* Start Record list *
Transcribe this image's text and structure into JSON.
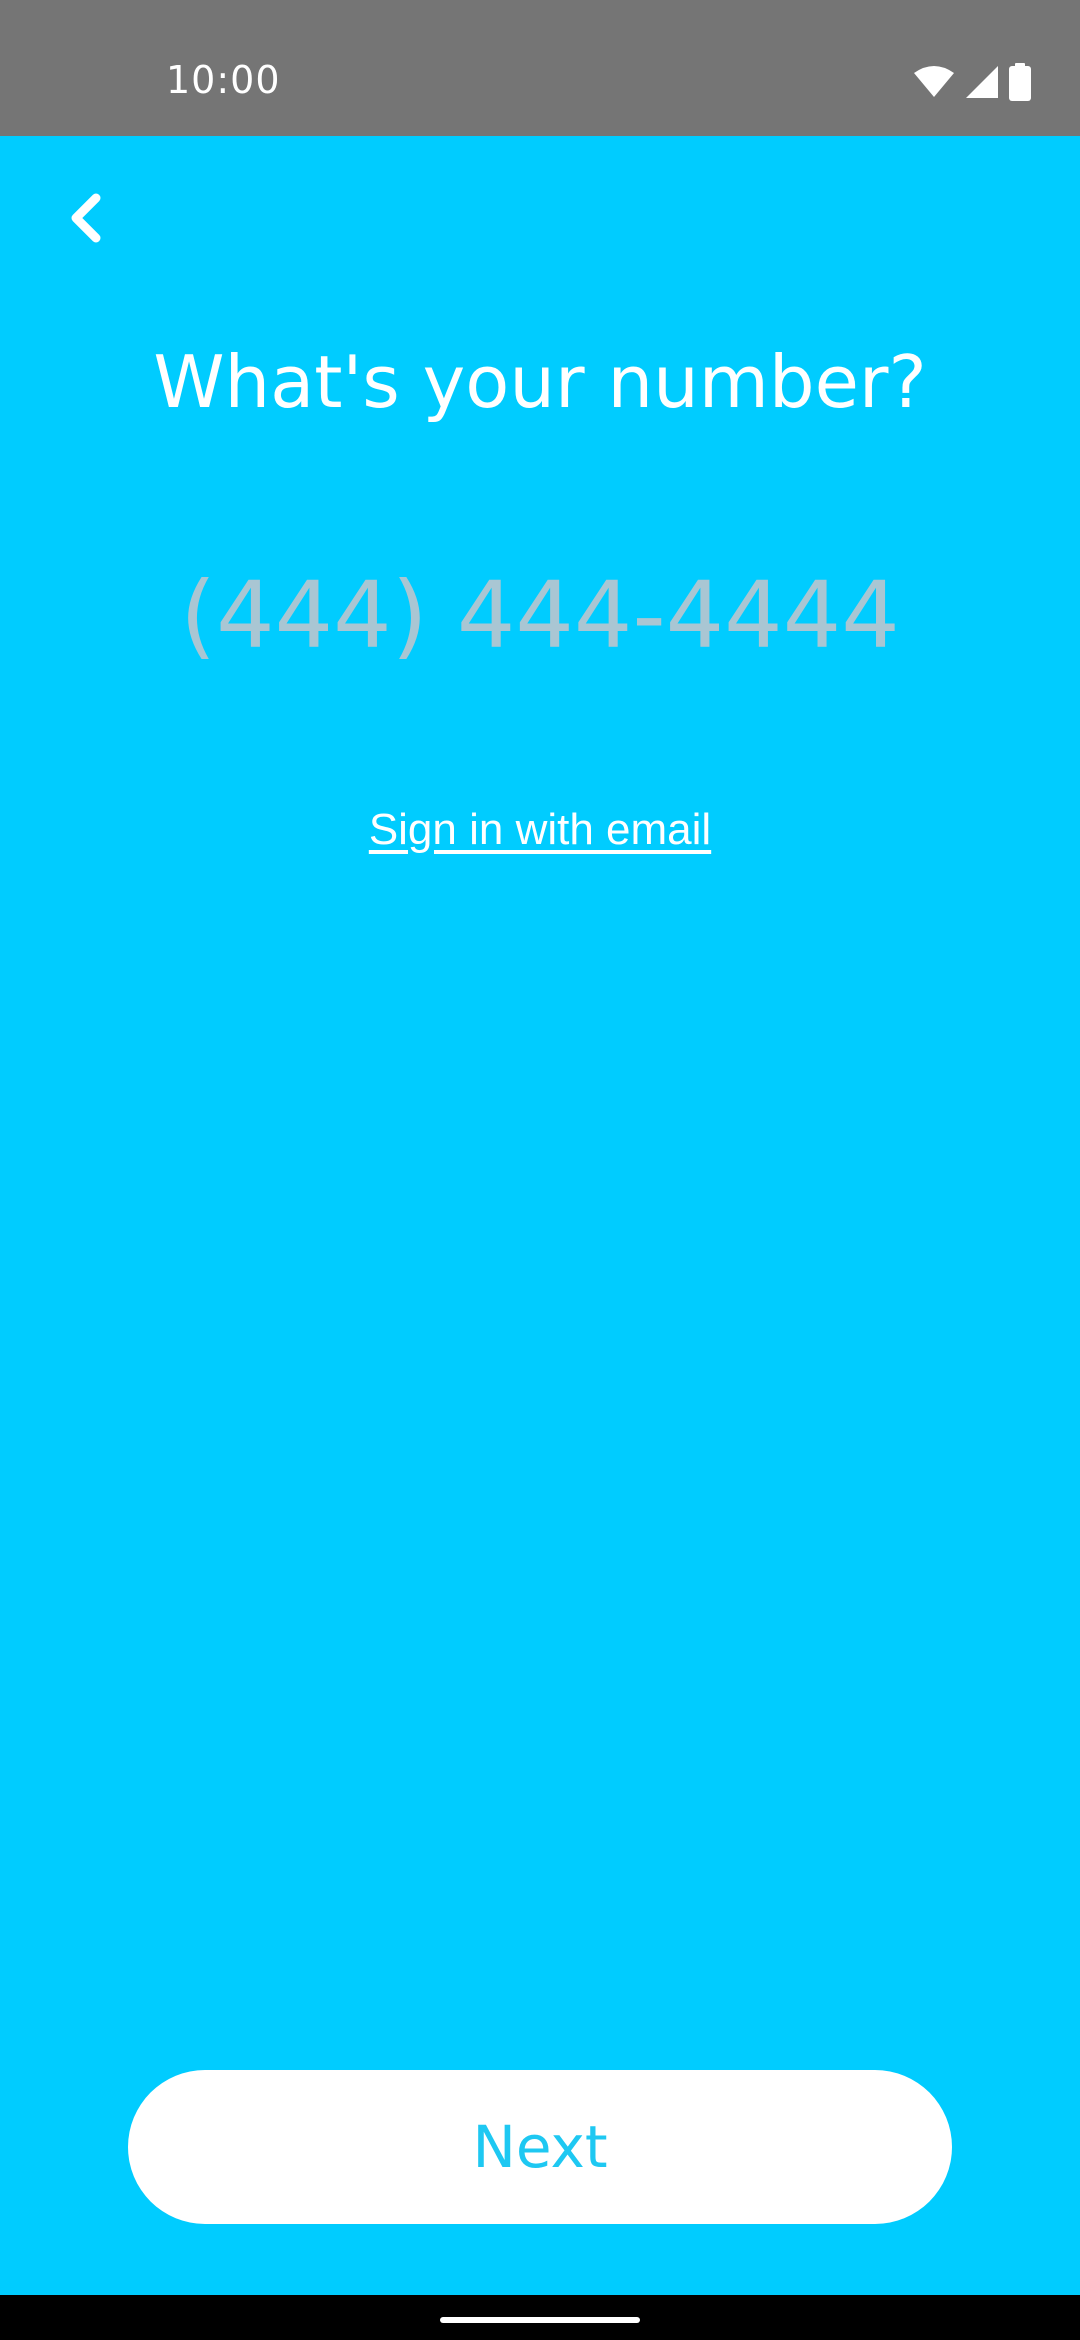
{
  "status_bar": {
    "time": "10:00",
    "icons": [
      "wifi-icon",
      "signal-icon",
      "battery-icon"
    ]
  },
  "header": {
    "back_icon": "chevron-left-icon"
  },
  "main": {
    "title": "What's your number?",
    "phone_input": {
      "placeholder": "(444) 444-4444",
      "value": ""
    },
    "email_link": "Sign in with email"
  },
  "footer": {
    "next_label": "Next"
  },
  "colors": {
    "background": "#00CCFF",
    "status_bar": "#757575",
    "button_background": "#FFFFFF",
    "button_text": "#1EC8F2",
    "placeholder": "#A9C6D3"
  }
}
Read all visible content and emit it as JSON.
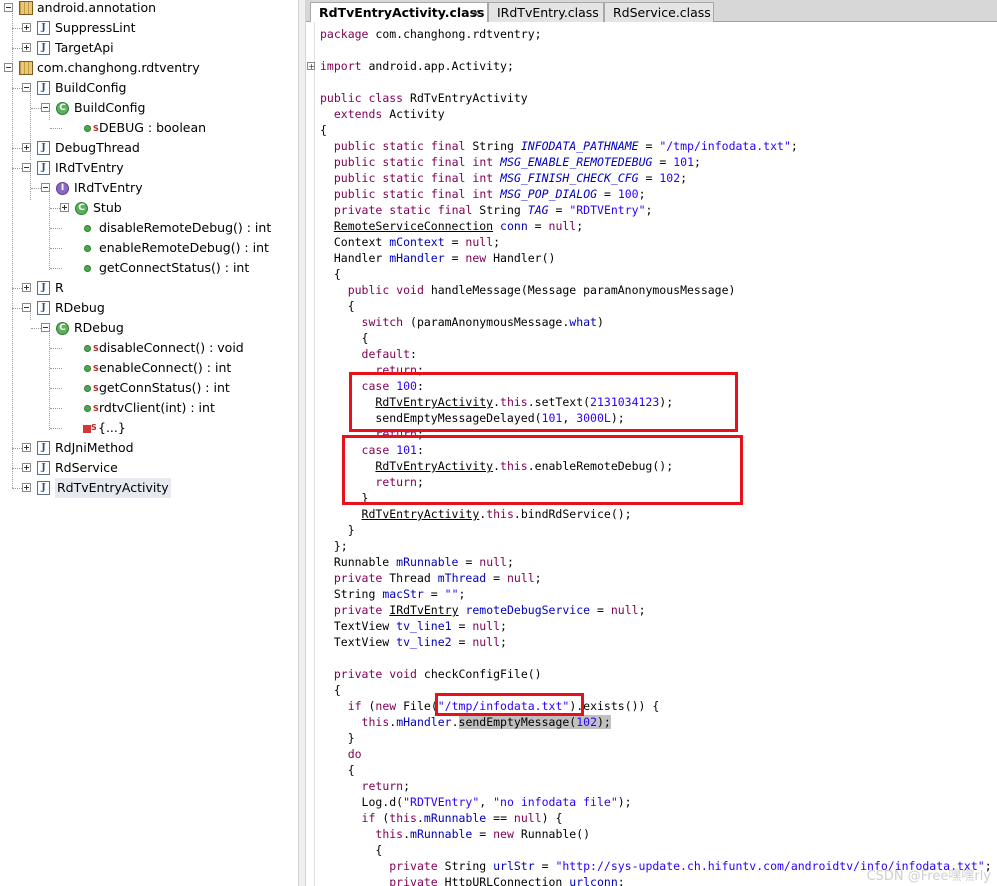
{
  "tree": {
    "items": [
      {
        "label": "android.annotation",
        "icon": "package-icon"
      },
      {
        "label": "SuppressLint",
        "icon": "java-file-icon"
      },
      {
        "label": "TargetApi",
        "icon": "java-file-icon"
      },
      {
        "label": "com.changhong.rdtventry",
        "icon": "package-icon"
      },
      {
        "label": "BuildConfig",
        "icon": "java-file-icon"
      },
      {
        "label": "BuildConfig",
        "icon": "class-icon"
      },
      {
        "label": "DEBUG : boolean",
        "icon": "static-field-icon"
      },
      {
        "label": "DebugThread",
        "icon": "java-file-icon"
      },
      {
        "label": "IRdTvEntry",
        "icon": "java-file-icon"
      },
      {
        "label": "IRdTvEntry",
        "icon": "interface-icon"
      },
      {
        "label": "Stub",
        "icon": "class-icon"
      },
      {
        "label": "disableRemoteDebug() : int",
        "icon": "method-icon"
      },
      {
        "label": "enableRemoteDebug() : int",
        "icon": "method-icon"
      },
      {
        "label": "getConnectStatus() : int",
        "icon": "method-icon"
      },
      {
        "label": "R",
        "icon": "java-file-icon"
      },
      {
        "label": "RDebug",
        "icon": "java-file-icon"
      },
      {
        "label": "RDebug",
        "icon": "class-icon"
      },
      {
        "label": "disableConnect() : void",
        "icon": "static-method-icon"
      },
      {
        "label": "enableConnect() : int",
        "icon": "static-method-icon"
      },
      {
        "label": "getConnStatus() : int",
        "icon": "static-method-icon"
      },
      {
        "label": "rdtvClient(int) : int",
        "icon": "static-method-icon"
      },
      {
        "label": "{...}",
        "icon": "static-init-icon"
      },
      {
        "label": "RdJniMethod",
        "icon": "java-file-icon"
      },
      {
        "label": "RdService",
        "icon": "java-file-icon"
      },
      {
        "label": "RdTvEntryActivity",
        "icon": "java-file-icon"
      }
    ],
    "icon_marks": {
      "java": "J",
      "class": "C",
      "interface": "I",
      "static": "S",
      "field_static": "oS"
    }
  },
  "tabs": [
    {
      "label": "RdTvEntryActivity.class",
      "active": true,
      "close": "✕"
    },
    {
      "label": "IRdTvEntry.class",
      "active": false
    },
    {
      "label": "RdService.class",
      "active": false
    }
  ],
  "code": {
    "lines": [
      "package com.changhong.rdtventry;",
      "",
      "import android.app.Activity;",
      "",
      "public class RdTvEntryActivity",
      "  extends Activity",
      "{",
      "  public static final String INFODATA_PATHNAME = \"/tmp/infodata.txt\";",
      "  public static final int MSG_ENABLE_REMOTEDEBUG = 101;",
      "  public static final int MSG_FINISH_CHECK_CFG = 102;",
      "  public static final int MSG_POP_DIALOG = 100;",
      "  private static final String TAG = \"RDTVEntry\";",
      "  RemoteServiceConnection conn = null;",
      "  Context mContext = null;",
      "  Handler mHandler = new Handler()",
      "  {",
      "    public void handleMessage(Message paramAnonymousMessage)",
      "    {",
      "      switch (paramAnonymousMessage.what)",
      "      {",
      "      default:",
      "        return;",
      "      case 100:",
      "        RdTvEntryActivity.this.setText(2131034123);",
      "        sendEmptyMessageDelayed(101, 3000L);",
      "        return;",
      "      case 101:",
      "        RdTvEntryActivity.this.enableRemoteDebug();",
      "        return;",
      "      }",
      "      RdTvEntryActivity.this.bindRdService();",
      "    }",
      "  };",
      "  Runnable mRunnable = null;",
      "  private Thread mThread = null;",
      "  String macStr = \"\";",
      "  private IRdTvEntry remoteDebugService = null;",
      "  TextView tv_line1 = null;",
      "  TextView tv_line2 = null;",
      "",
      "  private void checkConfigFile()",
      "  {",
      "    if (new File(\"/tmp/infodata.txt\").exists()) {",
      "      this.mHandler.sendEmptyMessage(102);",
      "    }",
      "    do",
      "    {",
      "      return;",
      "      Log.d(\"RDTVEntry\", \"no infodata file\");",
      "      if (this.mRunnable == null) {",
      "        this.mRunnable = new Runnable()",
      "        {",
      "          private String urlStr = \"http://sys-update.ch.hifuntv.com/androidtv/info/infodata.txt\";",
      "          private HttpURLConnection urlconn;"
    ]
  },
  "watermark": "CSDN @Free嘿嘿rly"
}
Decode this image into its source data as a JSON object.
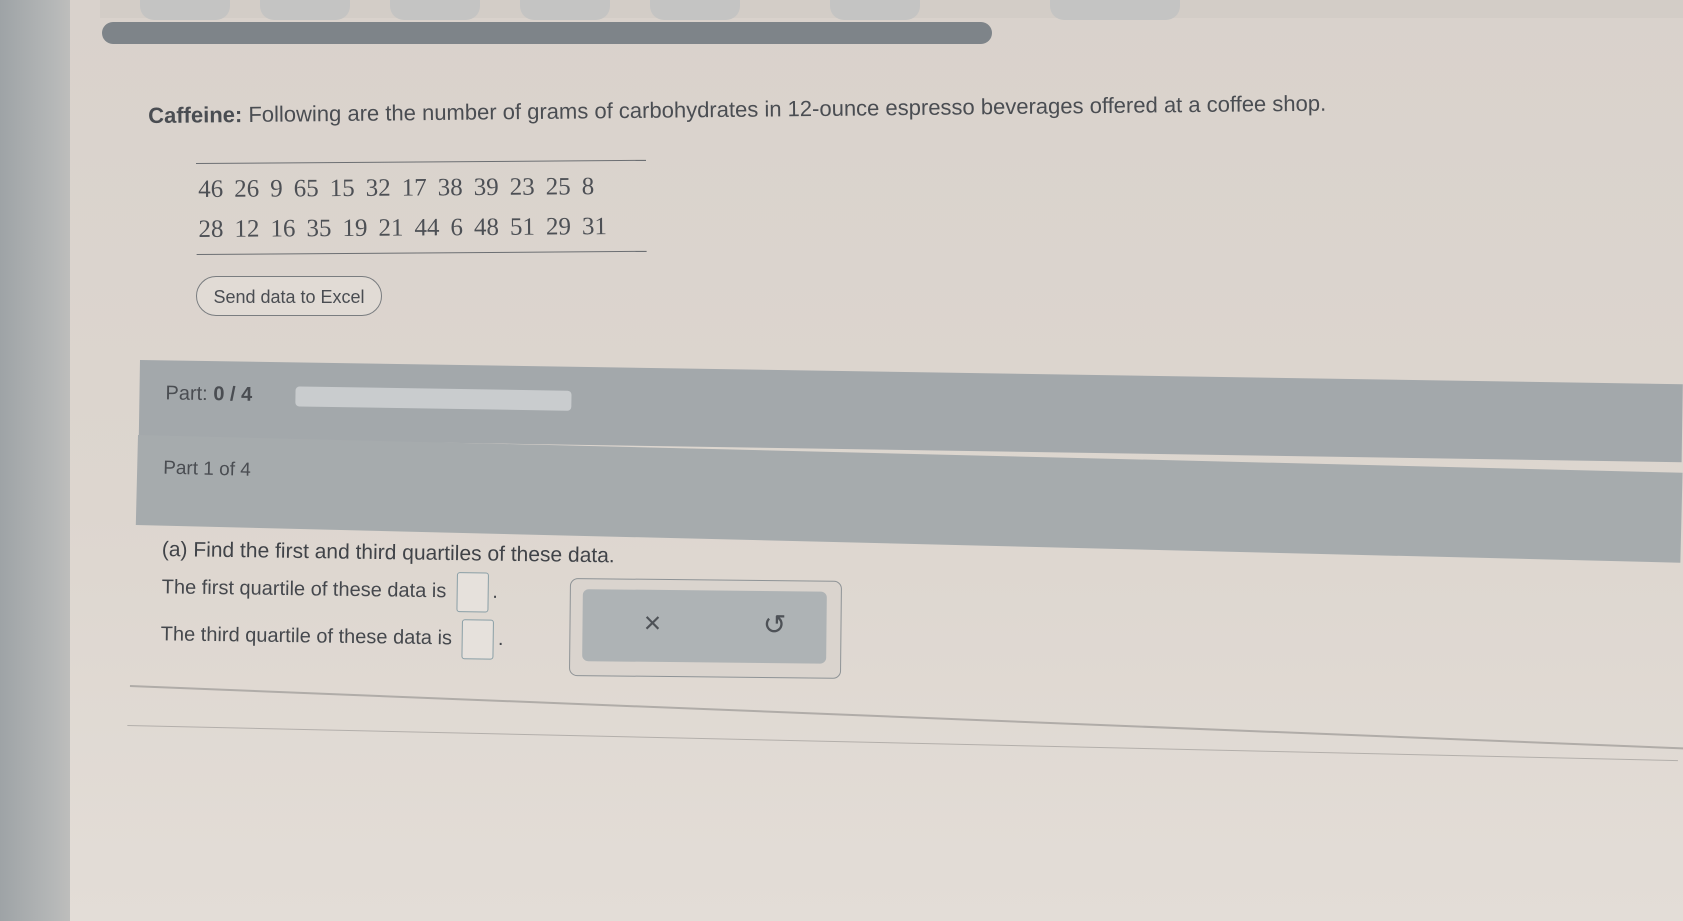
{
  "question": {
    "label": "Caffeine:",
    "text": " Following are the number of grams of carbohydrates in 12-ounce espresso beverages offered at a coffee shop."
  },
  "data_table": {
    "rows": [
      [
        "46",
        "26",
        "9",
        "65",
        "15",
        "32",
        "17",
        "38",
        "39",
        "23",
        "25",
        "8"
      ],
      [
        "28",
        "12",
        "16",
        "35",
        "19",
        "21",
        "44",
        "6",
        "48",
        "51",
        "29",
        "31"
      ]
    ]
  },
  "excel_button_label": "Send data to Excel",
  "part_progress": {
    "label": "Part:",
    "value": "0 / 4",
    "completed": 0,
    "total": 4
  },
  "part_header": "Part 1 of 4",
  "prompt": "(a) Find the first and third quartiles of these data.",
  "first_quartile": {
    "text": "The first quartile of these data is",
    "value": ""
  },
  "third_quartile": {
    "text": "The third quartile of these data is",
    "value": ""
  },
  "punct": ".",
  "controls": {
    "clear_icon": "×",
    "undo_icon": "↺"
  }
}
* End Record list *
Given exercise
Reproduce each record above by retyping it exactly; omit all images.

Answer for the task
Transcribe this image's text and structure into JSON.
{
  "status_bar": {
    "time": "10:00",
    "icons": [
      "wifi-icon",
      "signal-icon",
      "battery-icon"
    ]
  },
  "header": {
    "back_icon": "chevron-left-icon"
  },
  "main": {
    "title": "What's your number?",
    "phone_input": {
      "placeholder": "(444) 444-4444",
      "value": ""
    },
    "email_link": "Sign in with email"
  },
  "footer": {
    "next_label": "Next"
  },
  "colors": {
    "background": "#00CCFF",
    "status_bar": "#757575",
    "button_background": "#FFFFFF",
    "button_text": "#1EC8F2",
    "placeholder": "#A9C6D3"
  }
}
Read all visible content and emit it as JSON.
{
  "tree": {
    "items": [
      {
        "label": "android.annotation",
        "icon": "package-icon"
      },
      {
        "label": "SuppressLint",
        "icon": "java-file-icon"
      },
      {
        "label": "TargetApi",
        "icon": "java-file-icon"
      },
      {
        "label": "com.changhong.rdtventry",
        "icon": "package-icon"
      },
      {
        "label": "BuildConfig",
        "icon": "java-file-icon"
      },
      {
        "label": "BuildConfig",
        "icon": "class-icon"
      },
      {
        "label": "DEBUG : boolean",
        "icon": "static-field-icon"
      },
      {
        "label": "DebugThread",
        "icon": "java-file-icon"
      },
      {
        "label": "IRdTvEntry",
        "icon": "java-file-icon"
      },
      {
        "label": "IRdTvEntry",
        "icon": "interface-icon"
      },
      {
        "label": "Stub",
        "icon": "class-icon"
      },
      {
        "label": "disableRemoteDebug() : int",
        "icon": "method-icon"
      },
      {
        "label": "enableRemoteDebug() : int",
        "icon": "method-icon"
      },
      {
        "label": "getConnectStatus() : int",
        "icon": "method-icon"
      },
      {
        "label": "R",
        "icon": "java-file-icon"
      },
      {
        "label": "RDebug",
        "icon": "java-file-icon"
      },
      {
        "label": "RDebug",
        "icon": "class-icon"
      },
      {
        "label": "disableConnect() : void",
        "icon": "static-method-icon"
      },
      {
        "label": "enableConnect() : int",
        "icon": "static-method-icon"
      },
      {
        "label": "getConnStatus() : int",
        "icon": "static-method-icon"
      },
      {
        "label": "rdtvClient(int) : int",
        "icon": "static-method-icon"
      },
      {
        "label": "{...}",
        "icon": "static-init-icon"
      },
      {
        "label": "RdJniMethod",
        "icon": "java-file-icon"
      },
      {
        "label": "RdService",
        "icon": "java-file-icon"
      },
      {
        "label": "RdTvEntryActivity",
        "icon": "java-file-icon"
      }
    ],
    "icon_marks": {
      "java": "J",
      "class": "C",
      "interface": "I",
      "static": "S",
      "field_static": "oS"
    }
  },
  "tabs": [
    {
      "label": "RdTvEntryActivity.class",
      "active": true,
      "close": "✕"
    },
    {
      "label": "IRdTvEntry.class",
      "active": false
    },
    {
      "label": "RdService.class",
      "active": false
    }
  ],
  "code": {
    "lines": [
      "package com.changhong.rdtventry;",
      "",
      "import android.app.Activity;",
      "",
      "public class RdTvEntryActivity",
      "  extends Activity",
      "{",
      "  public static final String INFODATA_PATHNAME = \"/tmp/infodata.txt\";",
      "  public static final int MSG_ENABLE_REMOTEDEBUG = 101;",
      "  public static final int MSG_FINISH_CHECK_CFG = 102;",
      "  public static final int MSG_POP_DIALOG = 100;",
      "  private static final String TAG = \"RDTVEntry\";",
      "  RemoteServiceConnection conn = null;",
      "  Context mContext = null;",
      "  Handler mHandler = new Handler()",
      "  {",
      "    public void handleMessage(Message paramAnonymousMessage)",
      "    {",
      "      switch (paramAnonymousMessage.what)",
      "      {",
      "      default:",
      "        return;",
      "      case 100:",
      "        RdTvEntryActivity.this.setText(2131034123);",
      "        sendEmptyMessageDelayed(101, 3000L);",
      "        return;",
      "      case 101:",
      "        RdTvEntryActivity.this.enableRemoteDebug();",
      "        return;",
      "      }",
      "      RdTvEntryActivity.this.bindRdService();",
      "    }",
      "  };",
      "  Runnable mRunnable = null;",
      "  private Thread mThread = null;",
      "  String macStr = \"\";",
      "  private IRdTvEntry remoteDebugService = null;",
      "  TextView tv_line1 = null;",
      "  TextView tv_line2 = null;",
      "",
      "  private void checkConfigFile()",
      "  {",
      "    if (new File(\"/tmp/infodata.txt\").exists()) {",
      "      this.mHandler.sendEmptyMessage(102);",
      "    }",
      "    do",
      "    {",
      "      return;",
      "      Log.d(\"RDTVEntry\", \"no infodata file\");",
      "      if (this.mRunnable == null) {",
      "        this.mRunnable = new Runnable()",
      "        {",
      "          private String urlStr = \"http://sys-update.ch.hifuntv.com/androidtv/info/infodata.txt\";",
      "          private HttpURLConnection urlconn;"
    ]
  },
  "watermark": "CSDN @Free嘿嘿rly"
}
Decode this image into its source data as a JSON object.
{
  "question": {
    "label": "Caffeine:",
    "text": " Following are the number of grams of carbohydrates in 12-ounce espresso beverages offered at a coffee shop."
  },
  "data_table": {
    "rows": [
      [
        "46",
        "26",
        "9",
        "65",
        "15",
        "32",
        "17",
        "38",
        "39",
        "23",
        "25",
        "8"
      ],
      [
        "28",
        "12",
        "16",
        "35",
        "19",
        "21",
        "44",
        "6",
        "48",
        "51",
        "29",
        "31"
      ]
    ]
  },
  "excel_button_label": "Send data to Excel",
  "part_progress": {
    "label": "Part:",
    "value": "0 / 4",
    "completed": 0,
    "total": 4
  },
  "part_header": "Part 1 of 4",
  "prompt": "(a) Find the first and third quartiles of these data.",
  "first_quartile": {
    "text": "The first quartile of these data is",
    "value": ""
  },
  "third_quartile": {
    "text": "The third quartile of these data is",
    "value": ""
  },
  "punct": ".",
  "controls": {
    "clear_icon": "×",
    "undo_icon": "↺"
  }
}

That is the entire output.